» WHAT THE EXERCISE ASKS:
For the entries that follow, tally the lines holding the string "other". Give the total and nothing else.

» EXERCISE DATA:
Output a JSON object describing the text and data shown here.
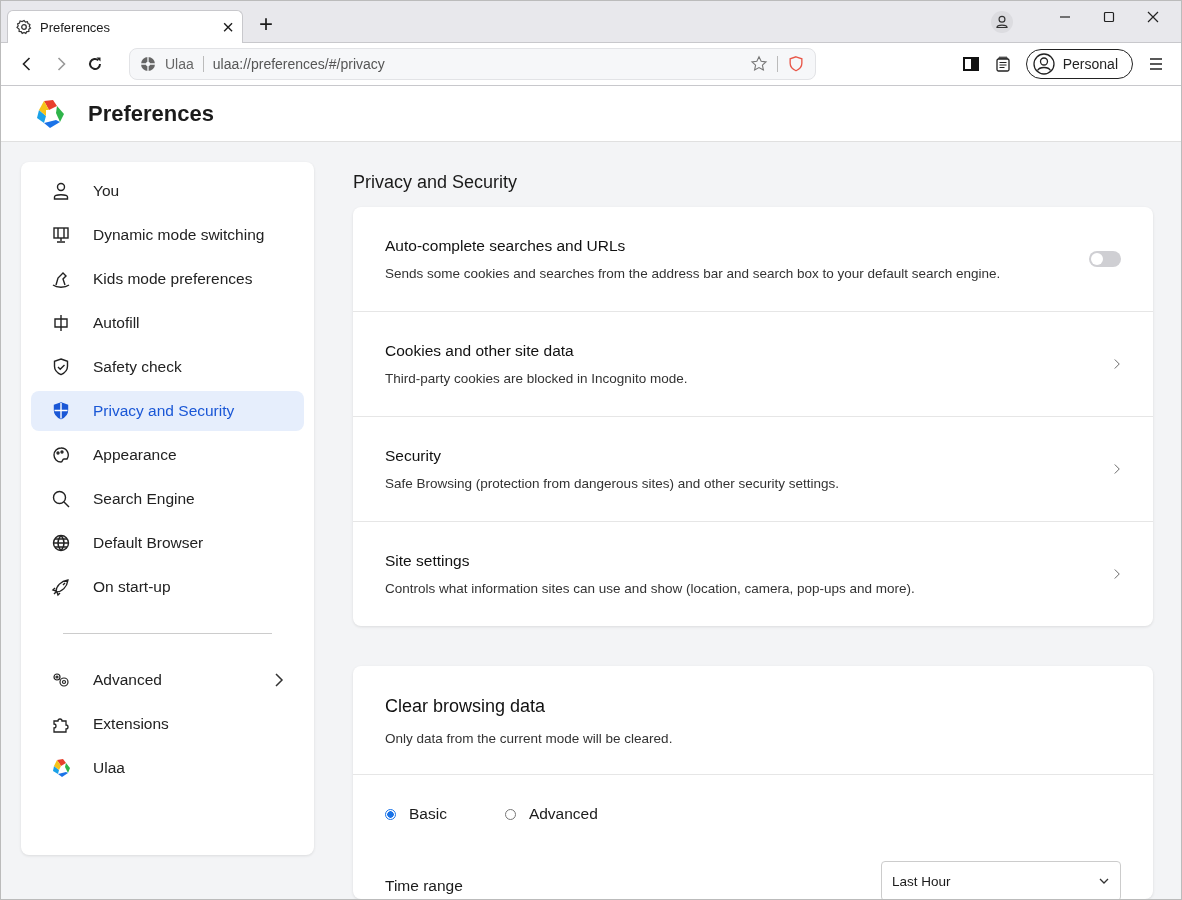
{
  "window": {
    "tab": {
      "title": "Preferences",
      "close": "×"
    },
    "new_tab": "+"
  },
  "address_bar": {
    "site": "Ulaa",
    "url": "ulaa://preferences/#/privacy"
  },
  "profile": {
    "label": "Personal"
  },
  "header": {
    "title": "Preferences"
  },
  "sidebar": {
    "items": [
      {
        "label": "You",
        "selected": false
      },
      {
        "label": "Dynamic mode switching",
        "selected": false
      },
      {
        "label": "Kids mode preferences",
        "selected": false
      },
      {
        "label": "Autofill",
        "selected": false
      },
      {
        "label": "Safety check",
        "selected": false
      },
      {
        "label": "Privacy and Security",
        "selected": true
      },
      {
        "label": "Appearance",
        "selected": false
      },
      {
        "label": "Search Engine",
        "selected": false
      },
      {
        "label": "Default Browser",
        "selected": false
      },
      {
        "label": "On start-up",
        "selected": false
      }
    ],
    "bottom_items": [
      {
        "label": "Advanced",
        "expandable": true
      },
      {
        "label": "Extensions",
        "expandable": false
      },
      {
        "label": "Ulaa",
        "expandable": false
      }
    ]
  },
  "main": {
    "section_title": "Privacy and Security",
    "rows": [
      {
        "kind": "toggle",
        "title": "Auto-complete searches and URLs",
        "description": "Sends some cookies and searches from the address bar and search box to your default search engine.",
        "on": false
      },
      {
        "kind": "link",
        "title": "Cookies and other site data",
        "description": "Third-party cookies are blocked in Incognito mode."
      },
      {
        "kind": "link",
        "title": "Security",
        "description": "Safe Browsing (protection from dangerous sites) and other security settings."
      },
      {
        "kind": "link",
        "title": "Site settings",
        "description": "Controls what information sites can use and show (location, camera, pop-ups and more)."
      }
    ]
  },
  "clear_data": {
    "title": "Clear browsing data",
    "description": "Only data from the current mode will be cleared.",
    "modes": [
      {
        "label": "Basic",
        "selected": true
      },
      {
        "label": "Advanced",
        "selected": false
      }
    ],
    "time_range": {
      "label": "Time range",
      "value": "Last Hour"
    }
  }
}
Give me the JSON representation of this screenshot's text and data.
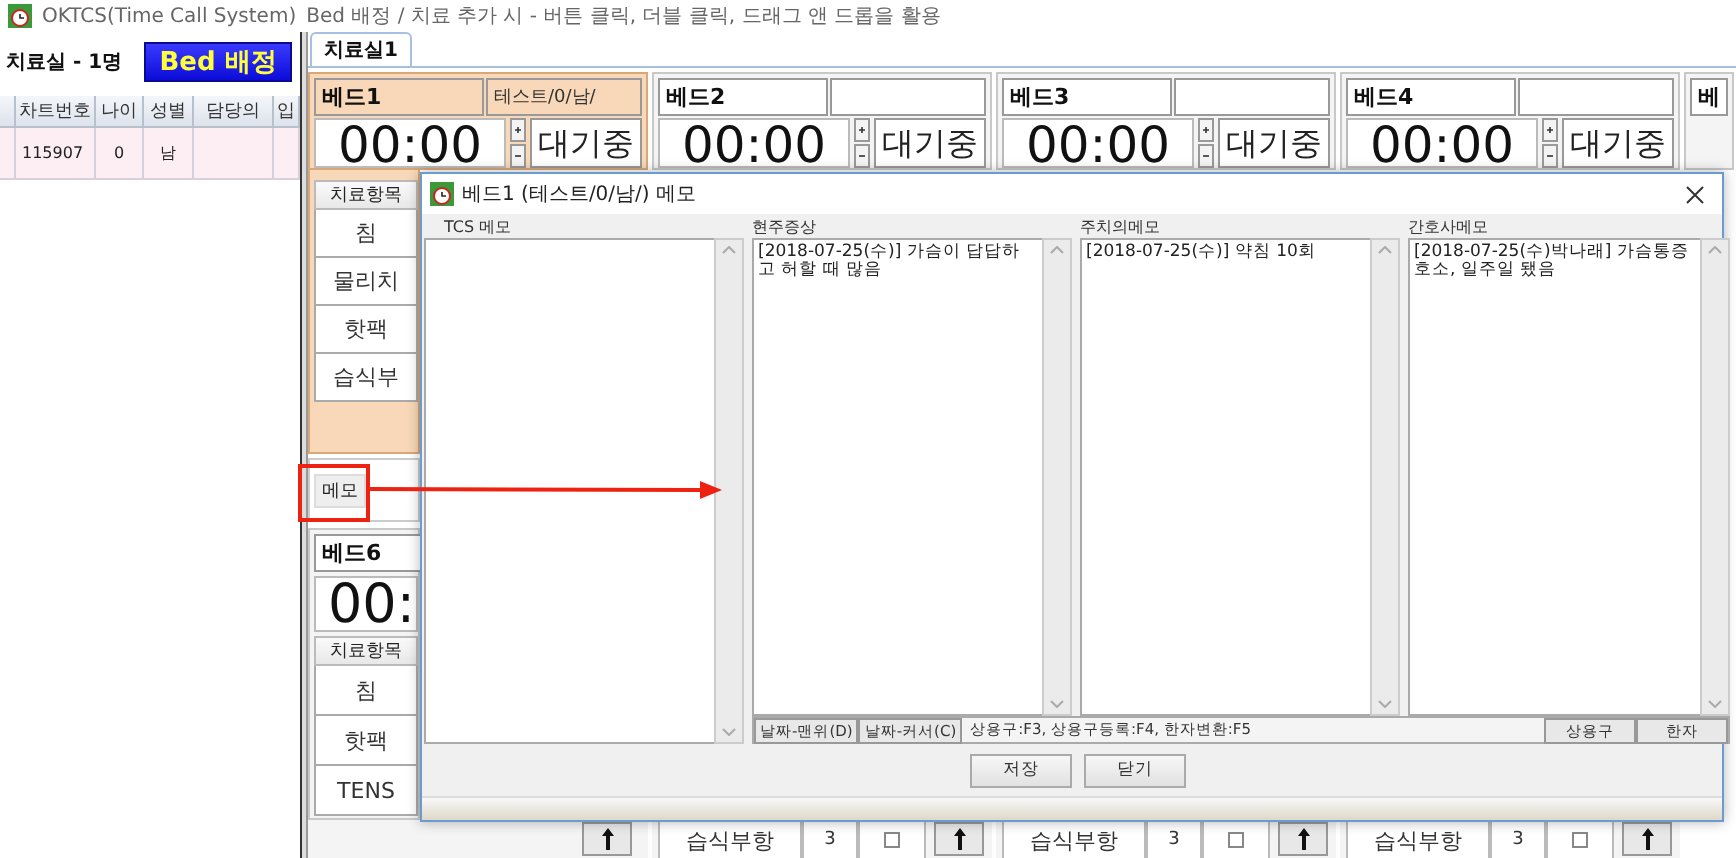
{
  "window": {
    "title": "OKTCS(Time Call System)",
    "subtitle": "Bed 배정 / 치료 추가 시 - 버튼 클릭, 더블 클릭, 드래그 앤 드롭을 활용"
  },
  "left_panel": {
    "heading": "치료실 - 1명",
    "assign_button": "Bed 배정",
    "table": {
      "columns": [
        "차트번호",
        "나이",
        "성별",
        "담당의",
        "입"
      ],
      "rows": [
        {
          "cells": [
            "115907",
            "0",
            "남"
          ],
          "selected": true
        }
      ]
    }
  },
  "tabs": [
    {
      "label": "치료실1",
      "selected": true
    }
  ],
  "beds": [
    {
      "name": "베드1",
      "patient": "테스트/0/남/",
      "timer": "00:00",
      "status": "대기중",
      "selected": true
    },
    {
      "name": "베드2",
      "timer": "00:00",
      "status": "대기중",
      "selected": false
    },
    {
      "name": "베드3",
      "timer": "00:00",
      "status": "대기중",
      "selected": false
    },
    {
      "name": "베드4",
      "timer": "00:00",
      "status": "대기중",
      "selected": false
    },
    {
      "name": "베",
      "selected": false
    }
  ],
  "bed1_items": {
    "header": "치료항목",
    "items": [
      "침",
      "물리치",
      "핫팩",
      "습식부"
    ],
    "memo_button": "메모"
  },
  "bed6": {
    "name": "베드6",
    "timer": "00:",
    "header": "치료항목",
    "items": [
      "침",
      "핫팩",
      "TENS"
    ]
  },
  "bottom_row": [
    {
      "kind": "up"
    },
    {
      "kind": "item",
      "item": "습식부항",
      "count": "3",
      "checked": false
    },
    {
      "kind": "item",
      "item": "습식부항",
      "count": "3",
      "checked": false
    },
    {
      "kind": "item",
      "item": "습식부항",
      "count": "3",
      "checked": false
    }
  ],
  "memo_dialog": {
    "title": "베드1 (테스트/0/남/) 메모",
    "columns": [
      {
        "label": "TCS 메모"
      },
      {
        "label": "현주증상",
        "text": "[2018-07-25(수)] 가슴이 답답하고 허할 때 많음"
      },
      {
        "label": "주치의메모",
        "text": "[2018-07-25(수)] 약침 10회"
      },
      {
        "label": "간호사메모",
        "text": "[2018-07-25(수)박나래] 가슴통증 호소, 일주일 됐음"
      }
    ],
    "left_buttons": [
      "날짜-맨위(D)",
      "날짜-커서(C)"
    ],
    "hint": "상용구:F3, 상용구등록:F4, 한자변환:F5",
    "right_buttons": [
      "상용구",
      "한자"
    ],
    "actions": [
      "저장",
      "닫기"
    ]
  }
}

» FINAL ANSWER:
2